■ Opdrachtgegevens:
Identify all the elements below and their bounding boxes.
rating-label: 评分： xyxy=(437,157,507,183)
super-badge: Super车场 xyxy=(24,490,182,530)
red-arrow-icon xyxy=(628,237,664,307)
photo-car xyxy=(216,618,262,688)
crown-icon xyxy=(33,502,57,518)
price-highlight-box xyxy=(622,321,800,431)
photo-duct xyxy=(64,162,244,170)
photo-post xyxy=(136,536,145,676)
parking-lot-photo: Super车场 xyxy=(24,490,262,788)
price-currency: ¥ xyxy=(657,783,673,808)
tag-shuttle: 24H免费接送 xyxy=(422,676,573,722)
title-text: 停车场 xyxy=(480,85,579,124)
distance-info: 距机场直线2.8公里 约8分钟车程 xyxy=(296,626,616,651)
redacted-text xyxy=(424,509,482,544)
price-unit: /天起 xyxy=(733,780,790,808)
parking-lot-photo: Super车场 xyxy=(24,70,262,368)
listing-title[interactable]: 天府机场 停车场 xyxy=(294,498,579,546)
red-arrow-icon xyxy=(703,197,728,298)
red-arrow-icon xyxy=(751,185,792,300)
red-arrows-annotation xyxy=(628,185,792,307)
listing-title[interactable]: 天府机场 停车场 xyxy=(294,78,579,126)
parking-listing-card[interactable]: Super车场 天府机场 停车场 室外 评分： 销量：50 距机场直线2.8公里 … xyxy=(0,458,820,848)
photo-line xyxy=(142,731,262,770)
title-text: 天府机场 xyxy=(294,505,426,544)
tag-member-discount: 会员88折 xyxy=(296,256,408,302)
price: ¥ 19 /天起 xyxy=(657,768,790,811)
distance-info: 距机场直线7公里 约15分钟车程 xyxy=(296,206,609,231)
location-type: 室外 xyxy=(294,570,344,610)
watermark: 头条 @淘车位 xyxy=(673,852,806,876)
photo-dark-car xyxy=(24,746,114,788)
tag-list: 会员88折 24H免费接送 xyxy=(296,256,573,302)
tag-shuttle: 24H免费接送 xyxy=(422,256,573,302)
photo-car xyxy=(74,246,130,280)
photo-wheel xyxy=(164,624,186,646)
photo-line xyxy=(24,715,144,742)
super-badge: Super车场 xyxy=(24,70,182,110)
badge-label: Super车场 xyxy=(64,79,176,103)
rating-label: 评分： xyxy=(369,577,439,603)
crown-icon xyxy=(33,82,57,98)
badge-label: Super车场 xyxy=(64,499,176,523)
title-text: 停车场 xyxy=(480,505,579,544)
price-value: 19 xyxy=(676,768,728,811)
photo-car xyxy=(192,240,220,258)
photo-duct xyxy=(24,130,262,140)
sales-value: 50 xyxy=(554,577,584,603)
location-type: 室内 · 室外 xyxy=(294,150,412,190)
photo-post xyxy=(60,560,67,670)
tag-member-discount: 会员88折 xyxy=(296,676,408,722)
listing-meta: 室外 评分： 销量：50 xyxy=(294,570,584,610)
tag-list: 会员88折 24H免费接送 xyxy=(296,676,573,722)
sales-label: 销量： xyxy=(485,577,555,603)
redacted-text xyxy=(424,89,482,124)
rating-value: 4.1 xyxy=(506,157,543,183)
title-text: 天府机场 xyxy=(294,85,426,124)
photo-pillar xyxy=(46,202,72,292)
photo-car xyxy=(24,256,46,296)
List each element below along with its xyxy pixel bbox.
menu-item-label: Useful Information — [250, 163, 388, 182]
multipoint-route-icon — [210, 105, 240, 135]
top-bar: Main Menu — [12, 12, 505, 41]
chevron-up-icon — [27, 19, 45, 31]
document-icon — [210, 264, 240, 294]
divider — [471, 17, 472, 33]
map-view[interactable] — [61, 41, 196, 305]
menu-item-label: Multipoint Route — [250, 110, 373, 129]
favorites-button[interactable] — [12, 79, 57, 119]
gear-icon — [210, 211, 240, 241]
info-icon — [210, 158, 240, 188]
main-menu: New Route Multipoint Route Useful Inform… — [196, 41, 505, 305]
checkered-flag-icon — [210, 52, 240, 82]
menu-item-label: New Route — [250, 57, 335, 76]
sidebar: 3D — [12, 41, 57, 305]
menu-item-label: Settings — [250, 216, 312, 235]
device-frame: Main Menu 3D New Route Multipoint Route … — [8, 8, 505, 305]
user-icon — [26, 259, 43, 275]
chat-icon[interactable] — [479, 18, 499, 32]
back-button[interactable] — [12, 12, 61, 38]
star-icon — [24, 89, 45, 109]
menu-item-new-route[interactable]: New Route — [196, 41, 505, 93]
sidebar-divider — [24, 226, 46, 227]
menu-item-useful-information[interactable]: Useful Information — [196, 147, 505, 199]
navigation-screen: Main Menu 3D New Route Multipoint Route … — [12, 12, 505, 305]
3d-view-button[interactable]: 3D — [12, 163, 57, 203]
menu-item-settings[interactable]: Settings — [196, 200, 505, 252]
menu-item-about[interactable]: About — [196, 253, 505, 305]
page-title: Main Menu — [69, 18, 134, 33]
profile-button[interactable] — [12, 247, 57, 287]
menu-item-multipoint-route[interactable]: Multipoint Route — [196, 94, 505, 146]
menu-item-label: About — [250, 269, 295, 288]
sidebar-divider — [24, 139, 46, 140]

■ Opdracht:
Wijzig "photo-post" in "photo-pole" in de regels vanaf het begin van het materiaal tot en met de regel met "red-arrow-icon xyxy=(703,197,728,298)", en geef alleen die regels opnieuw, verder ongewijzigd.

■ Antwoord hieronder:
Identify all the elements below and their bounding boxes.
rating-label: 评分： xyxy=(437,157,507,183)
super-badge: Super车场 xyxy=(24,490,182,530)
red-arrow-icon xyxy=(628,237,664,307)
photo-car xyxy=(216,618,262,688)
crown-icon xyxy=(33,502,57,518)
price-highlight-box xyxy=(622,321,800,431)
photo-duct xyxy=(64,162,244,170)
photo-pole xyxy=(136,536,145,676)
parking-lot-photo: Super车场 xyxy=(24,490,262,788)
price-currency: ¥ xyxy=(657,783,673,808)
tag-shuttle: 24H免费接送 xyxy=(422,676,573,722)
title-text: 停车场 xyxy=(480,85,579,124)
distance-info: 距机场直线2.8公里 约8分钟车程 xyxy=(296,626,616,651)
redacted-text xyxy=(424,509,482,544)
price-unit: /天起 xyxy=(733,780,790,808)
parking-lot-photo: Super车场 xyxy=(24,70,262,368)
listing-title[interactable]: 天府机场 停车场 xyxy=(294,498,579,546)
red-arrow-icon xyxy=(703,197,728,298)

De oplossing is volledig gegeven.